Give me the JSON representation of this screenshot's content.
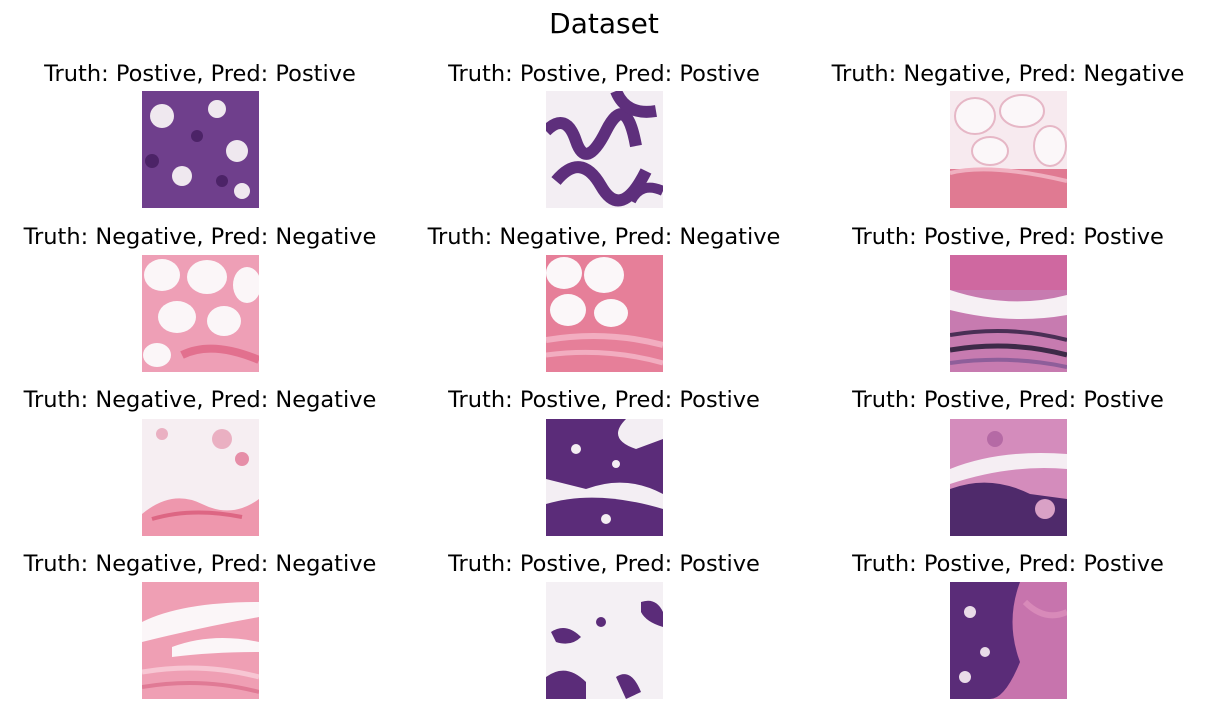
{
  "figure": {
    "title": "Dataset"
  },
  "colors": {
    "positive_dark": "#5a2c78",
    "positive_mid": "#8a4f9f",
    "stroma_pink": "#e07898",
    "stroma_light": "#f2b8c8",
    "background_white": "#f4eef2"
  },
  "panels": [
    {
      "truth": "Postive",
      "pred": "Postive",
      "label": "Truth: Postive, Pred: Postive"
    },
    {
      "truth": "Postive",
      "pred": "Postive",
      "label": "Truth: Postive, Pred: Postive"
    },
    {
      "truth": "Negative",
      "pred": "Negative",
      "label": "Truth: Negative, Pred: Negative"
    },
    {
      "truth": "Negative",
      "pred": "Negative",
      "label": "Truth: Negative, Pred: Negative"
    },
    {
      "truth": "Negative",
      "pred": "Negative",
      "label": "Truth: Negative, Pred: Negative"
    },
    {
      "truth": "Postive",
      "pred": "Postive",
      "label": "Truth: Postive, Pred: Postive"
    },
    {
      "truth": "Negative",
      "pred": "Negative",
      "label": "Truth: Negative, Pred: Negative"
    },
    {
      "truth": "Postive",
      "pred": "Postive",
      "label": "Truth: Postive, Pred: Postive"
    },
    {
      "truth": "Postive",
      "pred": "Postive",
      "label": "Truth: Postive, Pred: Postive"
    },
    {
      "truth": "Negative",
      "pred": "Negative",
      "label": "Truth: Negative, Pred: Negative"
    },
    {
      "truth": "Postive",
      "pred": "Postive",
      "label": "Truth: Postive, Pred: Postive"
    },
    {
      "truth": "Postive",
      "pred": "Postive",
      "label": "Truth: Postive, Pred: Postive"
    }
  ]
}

________________________

== What the exercise asks ==
The records above must be printed exactly; the pictures stay out.

== The response ==
Give me the JSON representation of this screenshot's content.
{
  "figure": {
    "title": "Dataset"
  },
  "colors": {
    "positive_dark": "#5a2c78",
    "positive_mid": "#8a4f9f",
    "stroma_pink": "#e07898",
    "stroma_light": "#f2b8c8",
    "background_white": "#f4eef2"
  },
  "panels": [
    {
      "truth": "Postive",
      "pred": "Postive",
      "label": "Truth: Postive, Pred: Postive"
    },
    {
      "truth": "Postive",
      "pred": "Postive",
      "label": "Truth: Postive, Pred: Postive"
    },
    {
      "truth": "Negative",
      "pred": "Negative",
      "label": "Truth: Negative, Pred: Negative"
    },
    {
      "truth": "Negative",
      "pred": "Negative",
      "label": "Truth: Negative, Pred: Negative"
    },
    {
      "truth": "Negative",
      "pred": "Negative",
      "label": "Truth: Negative, Pred: Negative"
    },
    {
      "truth": "Postive",
      "pred": "Postive",
      "label": "Truth: Postive, Pred: Postive"
    },
    {
      "truth": "Negative",
      "pred": "Negative",
      "label": "Truth: Negative, Pred: Negative"
    },
    {
      "truth": "Postive",
      "pred": "Postive",
      "label": "Truth: Postive, Pred: Postive"
    },
    {
      "truth": "Postive",
      "pred": "Postive",
      "label": "Truth: Postive, Pred: Postive"
    },
    {
      "truth": "Negative",
      "pred": "Negative",
      "label": "Truth: Negative, Pred: Negative"
    },
    {
      "truth": "Postive",
      "pred": "Postive",
      "label": "Truth: Postive, Pred: Postive"
    },
    {
      "truth": "Postive",
      "pred": "Postive",
      "label": "Truth: Postive, Pred: Postive"
    }
  ]
}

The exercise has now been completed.